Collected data
━━━━━━━━━━━━━━━━━━━━━━━━━━━━━━

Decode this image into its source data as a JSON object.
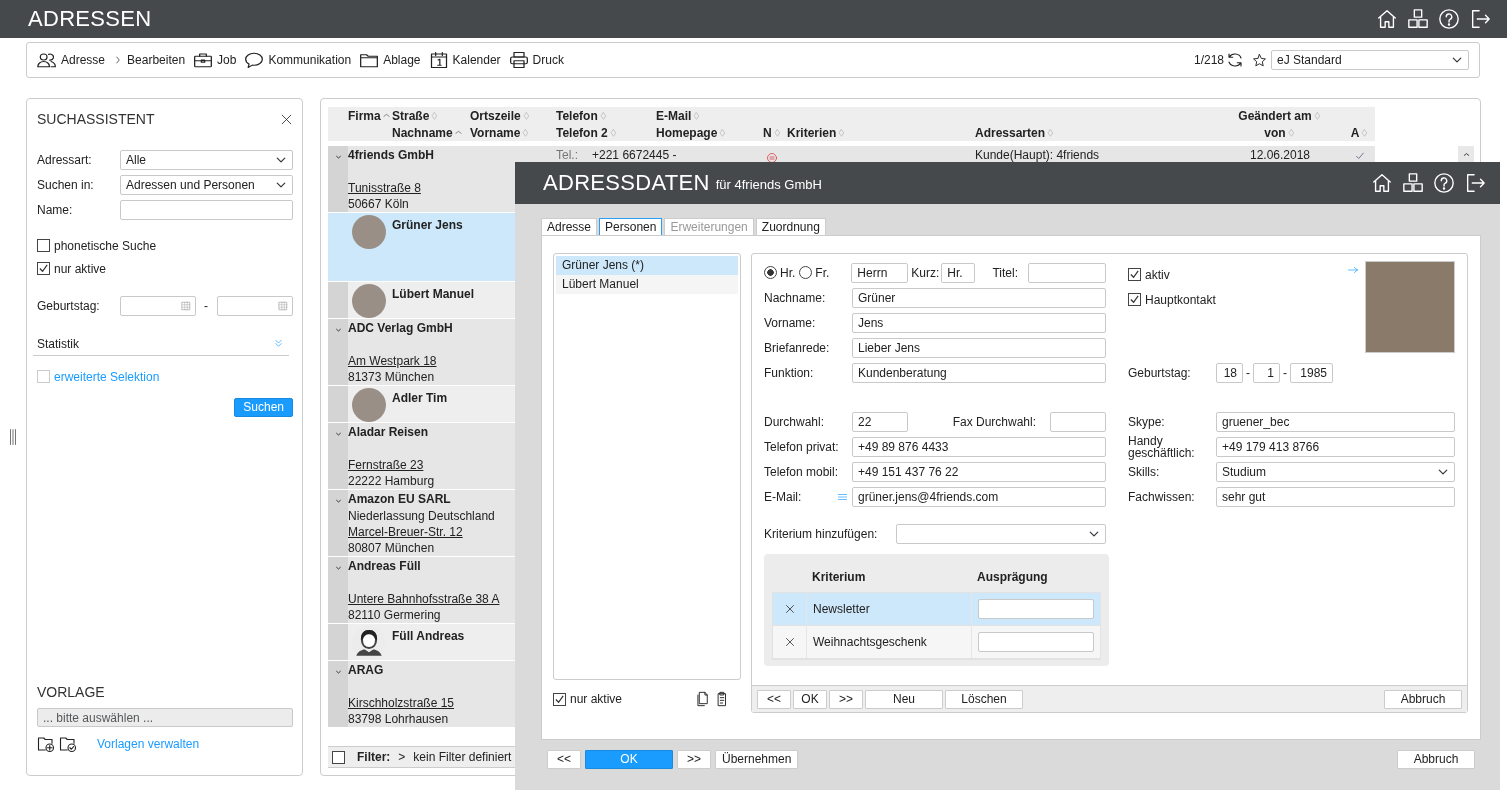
{
  "app": {
    "title": "ADRESSEN"
  },
  "toolbar": {
    "items": [
      {
        "kind": "address",
        "label": "Adresse"
      },
      {
        "kind": "edit",
        "label": "Bearbeiten"
      },
      {
        "kind": "job",
        "label": "Job"
      },
      {
        "kind": "communication",
        "label": "Kommunikation"
      },
      {
        "kind": "filing",
        "label": "Ablage"
      },
      {
        "kind": "calendar",
        "label": "Kalender"
      },
      {
        "kind": "print",
        "label": "Druck"
      }
    ],
    "counter": "1/218",
    "view": "eJ Standard"
  },
  "search": {
    "title": "SUCHASSISTENT",
    "fields": [
      {
        "kind": "select",
        "label": "Adressart:",
        "value": "Alle"
      },
      {
        "kind": "select",
        "label": "Suchen in:",
        "value": "Adressen und Personen"
      },
      {
        "kind": "text",
        "label": "Name:"
      }
    ],
    "options": [
      {
        "label": "phonetische Suche",
        "checked": false
      },
      {
        "label": "nur aktive",
        "checked": true
      }
    ],
    "birthday": {
      "label": "Geburtstag:",
      "separator": "-"
    },
    "statistics": {
      "label": "Statistik",
      "expanded": false
    },
    "extended": {
      "label": "erweiterte Selektion",
      "checked": false
    },
    "search_button": "Suchen",
    "template": {
      "title": "VORLAGE",
      "placeholder": "... bitte auswählen ...",
      "manage_link": "Vorlagen verwalten"
    }
  },
  "table": {
    "columns": [
      {
        "top": {
          "label": "Firma",
          "sorted": true
        }
      },
      {
        "top": {
          "label": "Straße",
          "sorted": false
        },
        "bottom": {
          "label": "Nachname",
          "sorted": true
        }
      },
      {
        "top": {
          "label": "Ortszeile",
          "sorted": false
        },
        "bottom": {
          "label": "Vorname",
          "sorted": false
        }
      },
      {
        "top": {
          "label": "Telefon",
          "sorted": false
        },
        "bottom": {
          "label": "Telefon 2",
          "sorted": false
        }
      },
      {
        "top": {
          "label": "E-Mail",
          "sorted": false
        },
        "bottom": {
          "label": "Homepage",
          "sorted": false
        }
      },
      {
        "bottom": {
          "label": "N",
          "sorted": false
        }
      },
      {
        "bottom": {
          "label": "Kriterien",
          "sorted": false
        }
      },
      {
        "bottom": {
          "label": "Adressarten",
          "sorted": false
        }
      },
      {
        "top": {
          "label": "Geändert am",
          "sorted": false
        },
        "bottom": {
          "label": "von",
          "sorted": false
        }
      },
      {
        "bottom": {
          "label": "A",
          "sorted": false
        }
      }
    ],
    "rows": [
      {
        "kind": "company",
        "name": "4friends GmbH",
        "expanded": true,
        "street": "Tunisstraße 8",
        "city": "50667 Köln",
        "phone_label": "Tel.:",
        "phone": "+221 6672445 -",
        "note": true,
        "address_types": "Kunde(Haupt): 4friends",
        "changed": "12.06.2018",
        "active": true
      },
      {
        "kind": "person",
        "name": "Grüner Jens",
        "photo": true,
        "selected": true
      },
      {
        "kind": "person",
        "name": "Lübert Manuel",
        "photo": true,
        "selected": false
      },
      {
        "kind": "company",
        "name": "ADC Verlag GmbH",
        "expanded": true,
        "street": "Am Westpark 18",
        "city": "81373 München"
      },
      {
        "kind": "person",
        "name": "Adler Tim",
        "photo": true,
        "selected": false
      },
      {
        "kind": "company",
        "name": "Aladar Reisen",
        "expanded": true,
        "street": "Fernstraße 23",
        "city": "22222 Hamburg"
      },
      {
        "kind": "company",
        "name": "Amazon EU SARL",
        "expanded": true,
        "extra": "Niederlassung Deutschland",
        "street": "Marcel-Breuer-Str. 12",
        "city": "80807 München"
      },
      {
        "kind": "company",
        "name": "Andreas Füll",
        "expanded": true,
        "street": "Untere Bahnhofsstraße 38 A",
        "city": "82110 Germering"
      },
      {
        "kind": "person",
        "name": "Füll Andreas",
        "photo": false,
        "selected": false
      },
      {
        "kind": "company",
        "name": "ARAG",
        "expanded": true,
        "street": "Kirschholzstraße 15",
        "city": "83798 Lohrhausen"
      }
    ],
    "filter": {
      "checked": false,
      "label": "Filter:",
      "separator": ">",
      "value": "kein Filter definiert"
    }
  },
  "dialog": {
    "title": "ADRESSDATEN",
    "subtitle": "für 4friends GmbH",
    "tabs": [
      {
        "label": "Adresse",
        "selected": false,
        "disabled": false
      },
      {
        "label": "Personen",
        "selected": true,
        "disabled": false
      },
      {
        "label": "Erweiterungen",
        "selected": false,
        "disabled": true
      },
      {
        "label": "Zuordnung",
        "selected": false,
        "disabled": false
      }
    ],
    "persons": [
      {
        "name": "Grüner Jens (*)",
        "selected": true
      },
      {
        "name": "Lübert Manuel",
        "selected": false
      }
    ],
    "only_active": {
      "label": "nur aktive",
      "checked": true
    },
    "form": {
      "salutations": [
        {
          "label": "Hr.",
          "selected": true
        },
        {
          "label": "Fr.",
          "selected": false
        }
      ],
      "letter_salutation": "Herrn",
      "short_label": "Kurz:",
      "short_value": "Hr.",
      "title_label": "Titel:",
      "fields": [
        {
          "label": "Nachname:",
          "value": "Grüner"
        },
        {
          "label": "Vorname:",
          "value": "Jens"
        },
        {
          "label": "Briefanrede:",
          "value": "Lieber Jens"
        },
        {
          "label": "Funktion:",
          "value": "Kundenberatung"
        }
      ],
      "flags": [
        {
          "label": "aktiv",
          "checked": true
        },
        {
          "label": "Hauptkontakt",
          "checked": true
        }
      ],
      "birthday": {
        "label": "Geburtstag:",
        "day": "18",
        "month": "1",
        "year": "1985",
        "separators": [
          "-",
          "-"
        ]
      },
      "extension": {
        "label": "Durchwahl:",
        "value": "22"
      },
      "fax": {
        "label": "Fax Durchwahl:"
      },
      "contact_fields": [
        {
          "kind": "text",
          "label": "Telefon privat:",
          "value": "+49 89 876 4433"
        },
        {
          "kind": "text",
          "label": "Telefon mobil:",
          "value": "+49 151 437 76 22"
        },
        {
          "kind": "email",
          "label": "E-Mail:",
          "value": "grüner.jens@4friends.com"
        }
      ],
      "side_fields": [
        {
          "kind": "text",
          "label": "Skype:",
          "value": "gruener_bec"
        },
        {
          "kind": "text",
          "label": "Handy geschäftlich:",
          "value": "+49 179 413 8766"
        },
        {
          "kind": "select",
          "label": "Skills:",
          "value": "Studium"
        },
        {
          "kind": "text",
          "label": "Fachwissen:",
          "value": "sehr gut"
        }
      ],
      "criterion_add": {
        "label": "Kriterium hinzufügen:"
      },
      "criteria": {
        "columns": [
          "Kriterium",
          "Ausprägung"
        ],
        "rows": [
          {
            "name": "Newsletter",
            "selected": true
          },
          {
            "name": "Weihnachtsgeschenk",
            "selected": false
          }
        ]
      }
    },
    "form_buttons": [
      {
        "kind": "default",
        "label": "<<"
      },
      {
        "kind": "default",
        "label": "OK"
      },
      {
        "kind": "default",
        "label": ">>"
      },
      {
        "kind": "default",
        "label": "Neu"
      },
      {
        "kind": "default",
        "label": "Löschen"
      },
      {
        "kind": "cancel",
        "label": "Abbruch"
      }
    ],
    "buttons": [
      {
        "kind": "default",
        "label": "<<"
      },
      {
        "kind": "primary",
        "label": "OK"
      },
      {
        "kind": "default",
        "label": ">>"
      },
      {
        "kind": "default",
        "label": "Übernehmen"
      },
      {
        "kind": "cancel",
        "label": "Abbruch"
      }
    ]
  }
}
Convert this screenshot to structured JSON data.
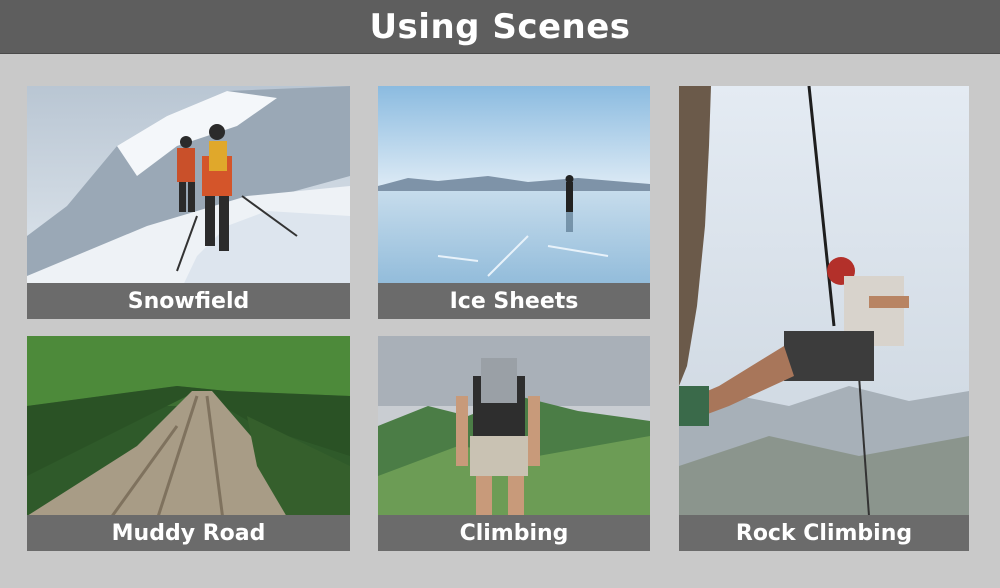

━━━━━━━━━━━━━━━━━━━━━━━━━━━━━━

Instructions to follow
Repeat the records above exactly, leaving out any pictures they contain.

Output
Decode this image into its source data as a JSON object.
{
  "app": {
    "title": "ADRESSEN"
  },
  "toolbar": {
    "items": [
      {
        "kind": "address",
        "label": "Adresse"
      },
      {
        "kind": "edit",
        "label": "Bearbeiten"
      },
      {
        "kind": "job",
        "label": "Job"
      },
      {
        "kind": "communication",
        "label": "Kommunikation"
      },
      {
        "kind": "filing",
        "label": "Ablage"
      },
      {
        "kind": "calendar",
        "label": "Kalender"
      },
      {
        "kind": "print",
        "label": "Druck"
      }
    ],
    "counter": "1/218",
    "view": "eJ Standard"
  },
  "search": {
    "title": "SUCHASSISTENT",
    "fields": [
      {
        "kind": "select",
        "label": "Adressart:",
        "value": "Alle"
      },
      {
        "kind": "select",
        "label": "Suchen in:",
        "value": "Adressen und Personen"
      },
      {
        "kind": "text",
        "label": "Name:"
      }
    ],
    "options": [
      {
        "label": "phonetische Suche",
        "checked": false
      },
      {
        "label": "nur aktive",
        "checked": true
      }
    ],
    "birthday": {
      "label": "Geburtstag:",
      "separator": "-"
    },
    "statistics": {
      "label": "Statistik",
      "expanded": false
    },
    "extended": {
      "label": "erweiterte Selektion",
      "checked": false
    },
    "search_button": "Suchen",
    "template": {
      "title": "VORLAGE",
      "placeholder": "... bitte auswählen ...",
      "manage_link": "Vorlagen verwalten"
    }
  },
  "table": {
    "columns": [
      {
        "top": {
          "label": "Firma",
          "sorted": true
        }
      },
      {
        "top": {
          "label": "Straße",
          "sorted": false
        },
        "bottom": {
          "label": "Nachname",
          "sorted": true
        }
      },
      {
        "top": {
          "label": "Ortszeile",
          "sorted": false
        },
        "bottom": {
          "label": "Vorname",
          "sorted": false
        }
      },
      {
        "top": {
          "label": "Telefon",
          "sorted": false
        },
        "bottom": {
          "label": "Telefon 2",
          "sorted": false
        }
      },
      {
        "top": {
          "label": "E-Mail",
          "sorted": false
        },
        "bottom": {
          "label": "Homepage",
          "sorted": false
        }
      },
      {
        "bottom": {
          "label": "N",
          "sorted": false
        }
      },
      {
        "bottom": {
          "label": "Kriterien",
          "sorted": false
        }
      },
      {
        "bottom": {
          "label": "Adressarten",
          "sorted": false
        }
      },
      {
        "top": {
          "label": "Geändert am",
          "sorted": false
        },
        "bottom": {
          "label": "von",
          "sorted": false
        }
      },
      {
        "bottom": {
          "label": "A",
          "sorted": false
        }
      }
    ],
    "rows": [
      {
        "kind": "company",
        "name": "4friends GmbH",
        "expanded": true,
        "street": "Tunisstraße 8",
        "city": "50667 Köln",
        "phone_label": "Tel.:",
        "phone": "+221 6672445 -",
        "note": true,
        "address_types": "Kunde(Haupt): 4friends",
        "changed": "12.06.2018",
        "active": true
      },
      {
        "kind": "person",
        "name": "Grüner Jens",
        "photo": true,
        "selected": true
      },
      {
        "kind": "person",
        "name": "Lübert Manuel",
        "photo": true,
        "selected": false
      },
      {
        "kind": "company",
        "name": "ADC Verlag GmbH",
        "expanded": true,
        "street": "Am Westpark 18",
        "city": "81373 München"
      },
      {
        "kind": "person",
        "name": "Adler Tim",
        "photo": true,
        "selected": false
      },
      {
        "kind": "company",
        "name": "Aladar Reisen",
        "expanded": true,
        "street": "Fernstraße 23",
        "city": "22222 Hamburg"
      },
      {
        "kind": "company",
        "name": "Amazon EU SARL",
        "expanded": true,
        "extra": "Niederlassung Deutschland",
        "street": "Marcel-Breuer-Str. 12",
        "city": "80807 München"
      },
      {
        "kind": "company",
        "name": "Andreas Füll",
        "expanded": true,
        "street": "Untere Bahnhofsstraße 38 A",
        "city": "82110 Germering"
      },
      {
        "kind": "person",
        "name": "Füll Andreas",
        "photo": false,
        "selected": false
      },
      {
        "kind": "company",
        "name": "ARAG",
        "expanded": true,
        "street": "Kirschholzstraße 15",
        "city": "83798 Lohrhausen"
      }
    ],
    "filter": {
      "checked": false,
      "label": "Filter:",
      "separator": ">",
      "value": "kein Filter definiert"
    }
  },
  "dialog": {
    "title": "ADRESSDATEN",
    "subtitle": "für 4friends GmbH",
    "tabs": [
      {
        "label": "Adresse",
        "selected": false,
        "disabled": false
      },
      {
        "label": "Personen",
        "selected": true,
        "disabled": false
      },
      {
        "label": "Erweiterungen",
        "selected": false,
        "disabled": true
      },
      {
        "label": "Zuordnung",
        "selected": false,
        "disabled": false
      }
    ],
    "persons": [
      {
        "name": "Grüner Jens (*)",
        "selected": true
      },
      {
        "name": "Lübert Manuel",
        "selected": false
      }
    ],
    "only_active": {
      "label": "nur aktive",
      "checked": true
    },
    "form": {
      "salutations": [
        {
          "label": "Hr.",
          "selected": true
        },
        {
          "label": "Fr.",
          "selected": false
        }
      ],
      "letter_salutation": "Herrn",
      "short_label": "Kurz:",
      "short_value": "Hr.",
      "title_label": "Titel:",
      "fields": [
        {
          "label": "Nachname:",
          "value": "Grüner"
        },
        {
          "label": "Vorname:",
          "value": "Jens"
        },
        {
          "label": "Briefanrede:",
          "value": "Lieber Jens"
        },
        {
          "label": "Funktion:",
          "value": "Kundenberatung"
        }
      ],
      "flags": [
        {
          "label": "aktiv",
          "checked": true
        },
        {
          "label": "Hauptkontakt",
          "checked": true
        }
      ],
      "birthday": {
        "label": "Geburtstag:",
        "day": "18",
        "month": "1",
        "year": "1985",
        "separators": [
          "-",
          "-"
        ]
      },
      "extension": {
        "label": "Durchwahl:",
        "value": "22"
      },
      "fax": {
        "label": "Fax Durchwahl:"
      },
      "contact_fields": [
        {
          "kind": "text",
          "label": "Telefon privat:",
          "value": "+49 89 876 4433"
        },
        {
          "kind": "text",
          "label": "Telefon mobil:",
          "value": "+49 151 437 76 22"
        },
        {
          "kind": "email",
          "label": "E-Mail:",
          "value": "grüner.jens@4friends.com"
        }
      ],
      "side_fields": [
        {
          "kind": "text",
          "label": "Skype:",
          "value": "gruener_bec"
        },
        {
          "kind": "text",
          "label": "Handy geschäftlich:",
          "value": "+49 179 413 8766"
        },
        {
          "kind": "select",
          "label": "Skills:",
          "value": "Studium"
        },
        {
          "kind": "text",
          "label": "Fachwissen:",
          "value": "sehr gut"
        }
      ],
      "criterion_add": {
        "label": "Kriterium hinzufügen:"
      },
      "criteria": {
        "columns": [
          "Kriterium",
          "Ausprägung"
        ],
        "rows": [
          {
            "name": "Newsletter",
            "selected": true
          },
          {
            "name": "Weihnachtsgeschenk",
            "selected": false
          }
        ]
      }
    },
    "form_buttons": [
      {
        "kind": "default",
        "label": "<<"
      },
      {
        "kind": "default",
        "label": "OK"
      },
      {
        "kind": "default",
        "label": ">>"
      },
      {
        "kind": "default",
        "label": "Neu"
      },
      {
        "kind": "default",
        "label": "Löschen"
      },
      {
        "kind": "cancel",
        "label": "Abbruch"
      }
    ],
    "buttons": [
      {
        "kind": "default",
        "label": "<<"
      },
      {
        "kind": "primary",
        "label": "OK"
      },
      {
        "kind": "default",
        "label": ">>"
      },
      {
        "kind": "default",
        "label": "Übernehmen"
      },
      {
        "kind": "cancel",
        "label": "Abbruch"
      }
    ]
  }
}
Convert this screenshot to structured JSON data.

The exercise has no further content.